═══ DATASET

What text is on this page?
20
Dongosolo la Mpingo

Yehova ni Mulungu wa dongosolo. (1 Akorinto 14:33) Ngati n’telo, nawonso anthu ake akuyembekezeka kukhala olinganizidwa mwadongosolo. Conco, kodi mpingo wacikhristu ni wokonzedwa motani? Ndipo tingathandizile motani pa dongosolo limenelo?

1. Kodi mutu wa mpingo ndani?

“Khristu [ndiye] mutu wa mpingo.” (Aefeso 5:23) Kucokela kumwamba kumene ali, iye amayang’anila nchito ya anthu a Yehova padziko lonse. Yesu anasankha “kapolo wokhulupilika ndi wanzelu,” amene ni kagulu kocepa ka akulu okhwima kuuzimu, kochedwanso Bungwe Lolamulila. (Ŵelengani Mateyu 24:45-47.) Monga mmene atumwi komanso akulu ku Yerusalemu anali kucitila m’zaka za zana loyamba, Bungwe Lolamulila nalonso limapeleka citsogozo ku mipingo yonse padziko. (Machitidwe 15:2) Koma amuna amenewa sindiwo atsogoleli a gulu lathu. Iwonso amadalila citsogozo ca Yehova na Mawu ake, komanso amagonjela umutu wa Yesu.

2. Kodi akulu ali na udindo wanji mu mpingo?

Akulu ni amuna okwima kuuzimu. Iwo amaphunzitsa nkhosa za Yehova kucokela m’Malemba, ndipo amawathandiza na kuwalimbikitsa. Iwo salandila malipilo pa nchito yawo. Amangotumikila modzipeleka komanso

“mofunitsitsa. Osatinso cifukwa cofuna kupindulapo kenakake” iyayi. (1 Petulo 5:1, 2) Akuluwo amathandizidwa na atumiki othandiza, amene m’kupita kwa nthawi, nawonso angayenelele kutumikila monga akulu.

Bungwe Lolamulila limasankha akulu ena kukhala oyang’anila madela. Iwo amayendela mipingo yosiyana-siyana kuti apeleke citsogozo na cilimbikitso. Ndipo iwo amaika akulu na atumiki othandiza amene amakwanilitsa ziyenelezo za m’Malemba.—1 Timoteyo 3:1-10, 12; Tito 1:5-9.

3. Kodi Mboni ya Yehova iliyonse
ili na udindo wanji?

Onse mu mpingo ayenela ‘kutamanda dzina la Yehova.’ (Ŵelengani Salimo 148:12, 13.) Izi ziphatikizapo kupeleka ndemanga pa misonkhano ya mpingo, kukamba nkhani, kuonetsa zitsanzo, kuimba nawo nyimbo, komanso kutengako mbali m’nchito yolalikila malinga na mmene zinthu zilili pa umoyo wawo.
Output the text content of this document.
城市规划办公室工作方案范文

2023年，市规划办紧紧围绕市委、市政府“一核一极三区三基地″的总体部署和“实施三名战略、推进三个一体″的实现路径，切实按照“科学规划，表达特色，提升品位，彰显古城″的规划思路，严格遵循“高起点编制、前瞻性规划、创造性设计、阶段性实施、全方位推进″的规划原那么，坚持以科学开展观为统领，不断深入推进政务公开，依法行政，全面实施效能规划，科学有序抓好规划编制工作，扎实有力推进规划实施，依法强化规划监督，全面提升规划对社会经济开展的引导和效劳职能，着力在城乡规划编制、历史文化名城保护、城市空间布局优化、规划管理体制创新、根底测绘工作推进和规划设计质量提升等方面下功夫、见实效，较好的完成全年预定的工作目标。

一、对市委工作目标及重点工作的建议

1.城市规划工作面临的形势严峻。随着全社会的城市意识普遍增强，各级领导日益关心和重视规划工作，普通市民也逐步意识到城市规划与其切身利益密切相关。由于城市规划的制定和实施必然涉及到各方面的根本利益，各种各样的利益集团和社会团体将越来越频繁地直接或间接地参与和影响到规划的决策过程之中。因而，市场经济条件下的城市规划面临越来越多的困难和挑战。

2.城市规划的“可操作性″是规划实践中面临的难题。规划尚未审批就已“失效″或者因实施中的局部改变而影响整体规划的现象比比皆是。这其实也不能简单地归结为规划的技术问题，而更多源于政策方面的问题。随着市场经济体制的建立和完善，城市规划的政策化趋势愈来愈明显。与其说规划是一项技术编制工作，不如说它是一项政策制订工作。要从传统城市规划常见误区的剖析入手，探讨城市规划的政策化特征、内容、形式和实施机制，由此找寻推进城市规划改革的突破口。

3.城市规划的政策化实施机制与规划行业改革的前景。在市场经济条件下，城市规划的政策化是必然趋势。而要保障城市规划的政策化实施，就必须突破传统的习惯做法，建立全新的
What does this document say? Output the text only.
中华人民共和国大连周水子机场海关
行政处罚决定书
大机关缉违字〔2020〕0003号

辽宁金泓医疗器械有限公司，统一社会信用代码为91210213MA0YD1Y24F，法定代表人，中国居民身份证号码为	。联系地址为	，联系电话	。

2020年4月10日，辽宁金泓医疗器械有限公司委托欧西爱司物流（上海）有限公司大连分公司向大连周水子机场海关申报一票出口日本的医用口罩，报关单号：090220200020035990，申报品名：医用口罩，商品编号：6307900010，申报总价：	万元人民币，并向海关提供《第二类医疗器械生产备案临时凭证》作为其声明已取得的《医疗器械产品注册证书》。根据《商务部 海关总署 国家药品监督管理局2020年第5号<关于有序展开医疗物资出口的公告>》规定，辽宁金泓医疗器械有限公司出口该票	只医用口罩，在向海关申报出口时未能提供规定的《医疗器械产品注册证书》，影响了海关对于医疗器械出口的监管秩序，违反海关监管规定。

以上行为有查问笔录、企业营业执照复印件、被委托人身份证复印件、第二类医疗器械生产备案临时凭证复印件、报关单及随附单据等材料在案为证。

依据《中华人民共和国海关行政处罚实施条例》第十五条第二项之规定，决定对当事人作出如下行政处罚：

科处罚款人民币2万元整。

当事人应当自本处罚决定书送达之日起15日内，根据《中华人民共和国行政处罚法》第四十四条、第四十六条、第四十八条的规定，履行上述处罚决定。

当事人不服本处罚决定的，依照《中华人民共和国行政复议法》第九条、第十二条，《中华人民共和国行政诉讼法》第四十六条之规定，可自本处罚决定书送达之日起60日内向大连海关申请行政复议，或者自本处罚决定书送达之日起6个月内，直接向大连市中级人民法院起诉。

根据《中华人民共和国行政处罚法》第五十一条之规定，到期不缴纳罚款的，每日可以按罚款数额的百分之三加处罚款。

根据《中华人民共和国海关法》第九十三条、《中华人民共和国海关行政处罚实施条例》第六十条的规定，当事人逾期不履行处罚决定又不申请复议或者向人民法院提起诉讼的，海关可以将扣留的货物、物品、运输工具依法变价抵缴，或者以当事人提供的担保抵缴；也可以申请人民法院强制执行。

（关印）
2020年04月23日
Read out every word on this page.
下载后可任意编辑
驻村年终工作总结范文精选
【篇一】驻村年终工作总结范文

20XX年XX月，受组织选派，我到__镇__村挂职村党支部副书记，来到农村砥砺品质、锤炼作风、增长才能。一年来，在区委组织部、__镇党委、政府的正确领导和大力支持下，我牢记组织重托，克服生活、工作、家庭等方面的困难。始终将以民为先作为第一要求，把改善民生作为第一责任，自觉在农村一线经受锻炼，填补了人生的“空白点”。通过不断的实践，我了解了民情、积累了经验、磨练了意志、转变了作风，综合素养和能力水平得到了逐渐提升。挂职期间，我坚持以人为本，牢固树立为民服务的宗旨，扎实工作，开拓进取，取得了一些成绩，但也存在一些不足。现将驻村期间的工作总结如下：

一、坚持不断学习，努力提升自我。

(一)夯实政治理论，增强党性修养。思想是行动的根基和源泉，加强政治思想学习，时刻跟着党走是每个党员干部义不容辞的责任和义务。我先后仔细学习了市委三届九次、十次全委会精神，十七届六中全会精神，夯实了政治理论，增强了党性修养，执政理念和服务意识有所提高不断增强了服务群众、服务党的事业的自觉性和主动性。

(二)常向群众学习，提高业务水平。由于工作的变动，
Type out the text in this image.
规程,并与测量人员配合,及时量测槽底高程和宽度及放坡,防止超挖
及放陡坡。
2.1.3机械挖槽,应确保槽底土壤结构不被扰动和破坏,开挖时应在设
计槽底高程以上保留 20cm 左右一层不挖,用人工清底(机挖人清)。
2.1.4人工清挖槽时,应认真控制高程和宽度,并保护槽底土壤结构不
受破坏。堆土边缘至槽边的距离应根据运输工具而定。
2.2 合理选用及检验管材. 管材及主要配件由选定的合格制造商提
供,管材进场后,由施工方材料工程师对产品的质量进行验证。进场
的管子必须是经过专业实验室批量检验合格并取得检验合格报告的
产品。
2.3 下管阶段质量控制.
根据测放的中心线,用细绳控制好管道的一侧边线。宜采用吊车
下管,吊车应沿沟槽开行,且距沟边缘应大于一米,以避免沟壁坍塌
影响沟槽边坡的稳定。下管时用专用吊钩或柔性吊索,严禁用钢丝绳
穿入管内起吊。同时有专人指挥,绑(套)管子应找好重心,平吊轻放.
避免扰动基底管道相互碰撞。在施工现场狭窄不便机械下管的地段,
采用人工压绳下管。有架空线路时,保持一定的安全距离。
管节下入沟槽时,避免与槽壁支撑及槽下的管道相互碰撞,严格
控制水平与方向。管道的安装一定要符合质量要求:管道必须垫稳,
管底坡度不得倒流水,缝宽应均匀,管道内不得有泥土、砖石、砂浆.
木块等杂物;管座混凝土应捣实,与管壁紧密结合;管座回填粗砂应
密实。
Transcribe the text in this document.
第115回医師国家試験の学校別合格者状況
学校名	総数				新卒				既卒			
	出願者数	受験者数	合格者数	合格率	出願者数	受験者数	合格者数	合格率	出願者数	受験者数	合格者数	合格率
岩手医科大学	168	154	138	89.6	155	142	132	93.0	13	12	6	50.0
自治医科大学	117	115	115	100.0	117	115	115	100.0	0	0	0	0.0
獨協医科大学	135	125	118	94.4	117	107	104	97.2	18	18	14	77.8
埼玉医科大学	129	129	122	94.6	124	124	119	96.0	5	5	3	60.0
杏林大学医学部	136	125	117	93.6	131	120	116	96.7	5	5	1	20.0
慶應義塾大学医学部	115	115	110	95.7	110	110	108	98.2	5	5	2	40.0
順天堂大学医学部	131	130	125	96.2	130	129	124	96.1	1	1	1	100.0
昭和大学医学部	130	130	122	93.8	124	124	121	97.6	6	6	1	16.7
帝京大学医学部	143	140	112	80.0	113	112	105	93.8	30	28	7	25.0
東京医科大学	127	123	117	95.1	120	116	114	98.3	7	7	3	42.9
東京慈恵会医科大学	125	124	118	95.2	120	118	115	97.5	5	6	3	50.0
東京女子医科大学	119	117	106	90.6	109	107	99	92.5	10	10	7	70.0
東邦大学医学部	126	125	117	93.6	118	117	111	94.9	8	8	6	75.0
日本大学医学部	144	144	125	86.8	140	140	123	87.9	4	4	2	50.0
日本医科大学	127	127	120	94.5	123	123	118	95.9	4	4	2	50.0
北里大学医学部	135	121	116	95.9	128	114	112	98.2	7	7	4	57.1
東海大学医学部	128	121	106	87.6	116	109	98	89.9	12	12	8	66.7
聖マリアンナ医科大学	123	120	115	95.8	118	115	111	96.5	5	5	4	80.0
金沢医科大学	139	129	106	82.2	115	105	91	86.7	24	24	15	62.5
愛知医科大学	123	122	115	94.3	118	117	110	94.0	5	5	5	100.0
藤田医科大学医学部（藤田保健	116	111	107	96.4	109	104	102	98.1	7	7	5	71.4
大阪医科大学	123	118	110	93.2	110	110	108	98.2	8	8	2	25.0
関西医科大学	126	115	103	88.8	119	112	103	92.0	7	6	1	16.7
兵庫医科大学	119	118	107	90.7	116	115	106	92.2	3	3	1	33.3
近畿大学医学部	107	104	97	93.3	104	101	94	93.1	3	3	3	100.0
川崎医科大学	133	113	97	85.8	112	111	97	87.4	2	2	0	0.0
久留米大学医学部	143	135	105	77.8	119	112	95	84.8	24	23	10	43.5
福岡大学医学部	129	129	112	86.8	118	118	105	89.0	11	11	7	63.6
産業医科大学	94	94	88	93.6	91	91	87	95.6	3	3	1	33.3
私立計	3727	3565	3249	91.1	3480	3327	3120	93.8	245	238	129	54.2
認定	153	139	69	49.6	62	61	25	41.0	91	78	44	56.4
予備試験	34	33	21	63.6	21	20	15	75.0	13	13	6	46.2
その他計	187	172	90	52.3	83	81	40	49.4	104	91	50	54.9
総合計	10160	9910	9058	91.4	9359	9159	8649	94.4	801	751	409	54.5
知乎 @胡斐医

══════

Look above for lines with the word "text" and copy them all.

What text is on this page?
Output the text content of this document.
What does this document say? Output the text only.
Type out the text in this image.
Transcribe the text in this document.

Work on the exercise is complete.